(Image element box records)

+---+

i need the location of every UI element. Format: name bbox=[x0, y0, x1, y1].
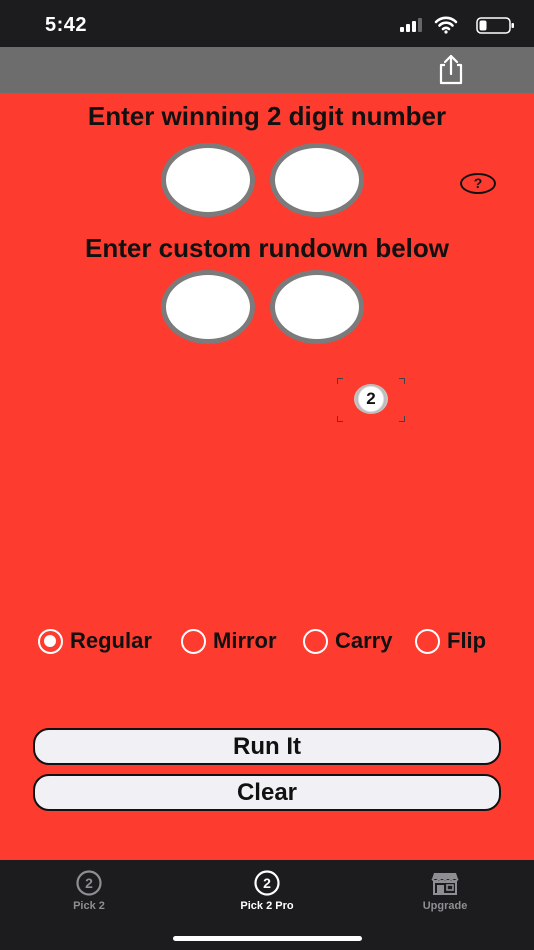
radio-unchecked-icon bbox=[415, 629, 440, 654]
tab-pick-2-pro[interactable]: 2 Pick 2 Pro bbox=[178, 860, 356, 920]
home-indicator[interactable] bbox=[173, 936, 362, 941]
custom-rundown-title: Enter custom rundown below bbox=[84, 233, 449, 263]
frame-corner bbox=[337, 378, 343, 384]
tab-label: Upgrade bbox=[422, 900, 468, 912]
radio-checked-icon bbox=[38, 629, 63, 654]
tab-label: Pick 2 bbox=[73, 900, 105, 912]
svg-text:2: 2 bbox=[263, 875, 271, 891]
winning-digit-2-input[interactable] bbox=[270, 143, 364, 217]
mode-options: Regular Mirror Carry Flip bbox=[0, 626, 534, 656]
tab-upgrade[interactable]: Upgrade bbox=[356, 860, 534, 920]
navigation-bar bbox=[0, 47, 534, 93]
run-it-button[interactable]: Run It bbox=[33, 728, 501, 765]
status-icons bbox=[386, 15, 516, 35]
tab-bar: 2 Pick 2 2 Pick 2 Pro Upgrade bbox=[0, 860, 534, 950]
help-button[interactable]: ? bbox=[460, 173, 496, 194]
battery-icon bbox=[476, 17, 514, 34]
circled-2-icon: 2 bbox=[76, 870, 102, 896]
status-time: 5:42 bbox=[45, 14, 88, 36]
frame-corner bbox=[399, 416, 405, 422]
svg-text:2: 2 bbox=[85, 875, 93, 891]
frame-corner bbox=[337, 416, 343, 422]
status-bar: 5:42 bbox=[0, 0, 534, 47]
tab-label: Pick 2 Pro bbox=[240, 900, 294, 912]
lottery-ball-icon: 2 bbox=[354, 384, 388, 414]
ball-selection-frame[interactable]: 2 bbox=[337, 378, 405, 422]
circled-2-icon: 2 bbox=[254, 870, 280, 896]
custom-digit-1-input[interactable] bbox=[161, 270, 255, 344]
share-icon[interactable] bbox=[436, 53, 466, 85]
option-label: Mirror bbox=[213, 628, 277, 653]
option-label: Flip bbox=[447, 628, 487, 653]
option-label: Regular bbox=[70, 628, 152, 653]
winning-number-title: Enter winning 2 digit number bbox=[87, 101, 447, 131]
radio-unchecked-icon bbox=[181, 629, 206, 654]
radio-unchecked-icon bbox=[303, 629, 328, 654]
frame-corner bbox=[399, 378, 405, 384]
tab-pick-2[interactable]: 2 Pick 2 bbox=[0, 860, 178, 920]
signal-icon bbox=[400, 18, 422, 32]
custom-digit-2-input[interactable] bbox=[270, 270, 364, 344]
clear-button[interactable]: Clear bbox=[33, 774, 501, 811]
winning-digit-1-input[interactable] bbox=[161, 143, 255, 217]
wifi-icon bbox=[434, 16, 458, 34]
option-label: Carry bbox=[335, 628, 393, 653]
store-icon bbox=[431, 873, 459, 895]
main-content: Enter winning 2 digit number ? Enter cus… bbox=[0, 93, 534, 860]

+---+

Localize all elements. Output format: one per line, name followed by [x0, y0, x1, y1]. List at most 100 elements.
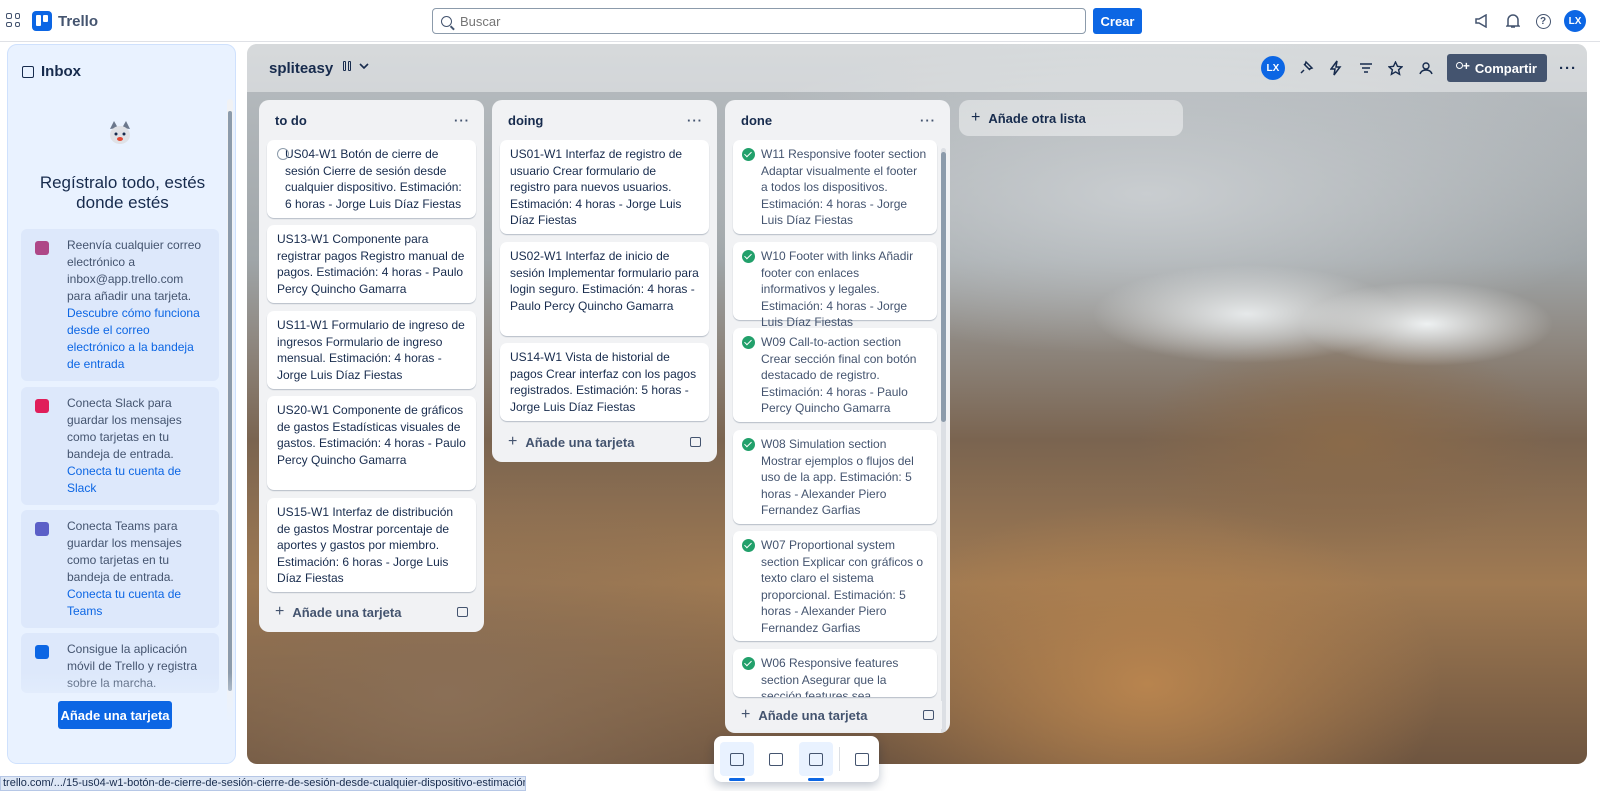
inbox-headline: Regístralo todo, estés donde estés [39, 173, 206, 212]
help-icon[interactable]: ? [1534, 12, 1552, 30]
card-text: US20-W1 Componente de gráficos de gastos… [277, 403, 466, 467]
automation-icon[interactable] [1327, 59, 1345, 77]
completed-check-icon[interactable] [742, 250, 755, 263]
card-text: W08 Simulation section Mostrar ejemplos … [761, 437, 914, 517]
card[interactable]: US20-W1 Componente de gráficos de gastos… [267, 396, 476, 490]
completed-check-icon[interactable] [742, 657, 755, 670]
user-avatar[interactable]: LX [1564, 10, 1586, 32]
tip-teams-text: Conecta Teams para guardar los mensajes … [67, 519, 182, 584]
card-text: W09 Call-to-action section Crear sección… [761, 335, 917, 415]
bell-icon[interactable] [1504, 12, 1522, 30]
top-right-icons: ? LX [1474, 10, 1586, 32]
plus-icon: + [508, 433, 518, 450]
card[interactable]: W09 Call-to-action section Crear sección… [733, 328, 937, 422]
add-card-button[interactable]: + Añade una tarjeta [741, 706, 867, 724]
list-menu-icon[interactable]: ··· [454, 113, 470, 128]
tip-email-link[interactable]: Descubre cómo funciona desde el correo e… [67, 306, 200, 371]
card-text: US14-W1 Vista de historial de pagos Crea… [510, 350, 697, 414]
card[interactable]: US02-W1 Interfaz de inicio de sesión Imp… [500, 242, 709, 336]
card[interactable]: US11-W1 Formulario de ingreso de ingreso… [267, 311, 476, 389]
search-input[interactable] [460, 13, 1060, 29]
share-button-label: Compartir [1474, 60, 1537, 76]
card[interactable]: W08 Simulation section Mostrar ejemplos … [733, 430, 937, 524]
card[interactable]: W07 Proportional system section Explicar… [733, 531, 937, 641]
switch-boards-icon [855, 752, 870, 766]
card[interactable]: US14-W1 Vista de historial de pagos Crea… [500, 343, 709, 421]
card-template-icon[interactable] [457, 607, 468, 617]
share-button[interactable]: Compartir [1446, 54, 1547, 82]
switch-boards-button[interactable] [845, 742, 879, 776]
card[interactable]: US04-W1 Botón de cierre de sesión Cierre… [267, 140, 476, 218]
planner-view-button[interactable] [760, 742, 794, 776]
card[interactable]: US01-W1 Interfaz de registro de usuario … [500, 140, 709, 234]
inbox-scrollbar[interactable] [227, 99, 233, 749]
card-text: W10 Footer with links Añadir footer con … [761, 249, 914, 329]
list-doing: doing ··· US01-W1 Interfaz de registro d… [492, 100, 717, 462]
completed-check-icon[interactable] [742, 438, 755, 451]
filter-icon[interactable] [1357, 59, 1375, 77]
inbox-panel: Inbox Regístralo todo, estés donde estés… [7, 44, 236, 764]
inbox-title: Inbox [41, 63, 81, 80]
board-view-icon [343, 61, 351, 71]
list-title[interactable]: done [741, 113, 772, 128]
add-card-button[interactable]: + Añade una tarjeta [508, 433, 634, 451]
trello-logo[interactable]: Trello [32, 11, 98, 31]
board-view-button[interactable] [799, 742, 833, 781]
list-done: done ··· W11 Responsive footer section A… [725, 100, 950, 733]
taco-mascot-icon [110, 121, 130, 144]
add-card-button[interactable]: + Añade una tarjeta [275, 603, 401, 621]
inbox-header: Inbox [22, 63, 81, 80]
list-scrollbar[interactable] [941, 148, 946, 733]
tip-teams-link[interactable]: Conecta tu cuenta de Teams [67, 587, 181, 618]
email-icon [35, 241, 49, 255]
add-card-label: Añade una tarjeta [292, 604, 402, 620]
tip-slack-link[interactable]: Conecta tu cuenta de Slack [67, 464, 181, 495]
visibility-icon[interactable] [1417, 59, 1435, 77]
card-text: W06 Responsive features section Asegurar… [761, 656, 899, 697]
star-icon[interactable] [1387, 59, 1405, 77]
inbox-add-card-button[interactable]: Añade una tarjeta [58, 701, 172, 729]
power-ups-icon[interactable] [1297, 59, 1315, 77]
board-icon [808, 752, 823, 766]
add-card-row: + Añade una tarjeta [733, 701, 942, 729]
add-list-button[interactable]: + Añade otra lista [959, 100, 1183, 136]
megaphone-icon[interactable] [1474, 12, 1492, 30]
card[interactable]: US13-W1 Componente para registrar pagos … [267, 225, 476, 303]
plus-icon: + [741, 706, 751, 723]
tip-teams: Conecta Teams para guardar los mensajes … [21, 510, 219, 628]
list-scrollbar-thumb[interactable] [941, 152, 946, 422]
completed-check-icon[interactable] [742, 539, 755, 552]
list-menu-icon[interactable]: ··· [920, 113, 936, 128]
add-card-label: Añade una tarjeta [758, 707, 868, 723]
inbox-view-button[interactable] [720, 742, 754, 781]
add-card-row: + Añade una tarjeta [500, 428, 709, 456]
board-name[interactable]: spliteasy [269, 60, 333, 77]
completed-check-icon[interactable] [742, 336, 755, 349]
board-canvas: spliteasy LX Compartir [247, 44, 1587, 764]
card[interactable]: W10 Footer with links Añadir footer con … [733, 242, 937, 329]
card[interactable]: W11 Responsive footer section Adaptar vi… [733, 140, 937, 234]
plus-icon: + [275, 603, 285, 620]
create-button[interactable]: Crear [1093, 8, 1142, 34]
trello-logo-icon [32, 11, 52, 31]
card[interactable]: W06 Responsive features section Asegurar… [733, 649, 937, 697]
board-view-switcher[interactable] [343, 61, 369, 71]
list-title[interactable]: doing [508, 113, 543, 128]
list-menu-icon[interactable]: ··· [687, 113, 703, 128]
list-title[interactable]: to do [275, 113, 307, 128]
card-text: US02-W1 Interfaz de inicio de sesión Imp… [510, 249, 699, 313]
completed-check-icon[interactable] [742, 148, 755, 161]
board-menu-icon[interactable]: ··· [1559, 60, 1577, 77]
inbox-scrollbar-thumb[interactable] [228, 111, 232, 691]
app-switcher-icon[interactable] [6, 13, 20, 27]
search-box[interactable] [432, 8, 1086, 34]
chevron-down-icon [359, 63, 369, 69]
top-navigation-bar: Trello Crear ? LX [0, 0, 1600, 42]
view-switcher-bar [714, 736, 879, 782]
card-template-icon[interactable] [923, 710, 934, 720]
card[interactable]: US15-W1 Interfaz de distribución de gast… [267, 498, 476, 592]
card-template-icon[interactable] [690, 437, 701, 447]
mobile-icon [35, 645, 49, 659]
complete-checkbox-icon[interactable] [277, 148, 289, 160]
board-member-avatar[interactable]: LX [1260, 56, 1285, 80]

+---+

Directions:
Format as a JSON list of strings, one string per line, the lines of data starting at the line containing "radio-unchecked-icon bbox=[415, 629, 440, 654]" and ending after the line containing "status-bar: 5:42 bbox=[0, 0, 534, 47]", with blank lines omitted.

Result below:
[
  "radio-unchecked-icon bbox=[415, 629, 440, 654]",
  "tab-pick-2-pro[interactable]: 2 Pick 2 Pro bbox=[178, 860, 356, 920]",
  "home-indicator[interactable] bbox=[173, 936, 362, 941]",
  "custom-rundown-title: Enter custom rundown below bbox=[84, 233, 449, 263]",
  "frame-corner bbox=[337, 378, 343, 384]",
  "tab-label: Upgrade bbox=[422, 900, 468, 912]",
  "radio-checked-icon bbox=[38, 629, 63, 654]",
  "tab-label: Pick 2 bbox=[73, 900, 105, 912]",
  "svg-text:2: 2 bbox=[263, 875, 271, 891]",
  "winning-digit-2-input[interactable] bbox=[270, 143, 364, 217]",
  "mode-options: Regular Mirror Carry Flip bbox=[0, 626, 534, 656]",
  "tab-upgrade[interactable]: Upgrade bbox=[356, 860, 534, 920]",
  "navigation-bar bbox=[0, 47, 534, 93]",
  "run-it-button[interactable]: Run It bbox=[33, 728, 501, 765]",
  "status-icons bbox=[386, 15, 516, 35]",
  "tab-bar: 2 Pick 2 2 Pick 2 Pro Upgrade bbox=[0, 860, 534, 950]",
  "help-button[interactable]: ? bbox=[460, 173, 496, 194]",
  "battery-icon bbox=[476, 17, 514, 34]",
  "circled-2-icon: 2 bbox=[76, 870, 102, 896]",
  "status-time: 5:42 bbox=[45, 14, 88, 36]",
  "frame-corner bbox=[399, 416, 405, 422]",
  "svg-text:2: 2 bbox=[85, 875, 93, 891]",
  "frame-corner bbox=[337, 416, 343, 422]",
  "status-bar: 5:42 bbox=[0, 0, 534, 47]"
]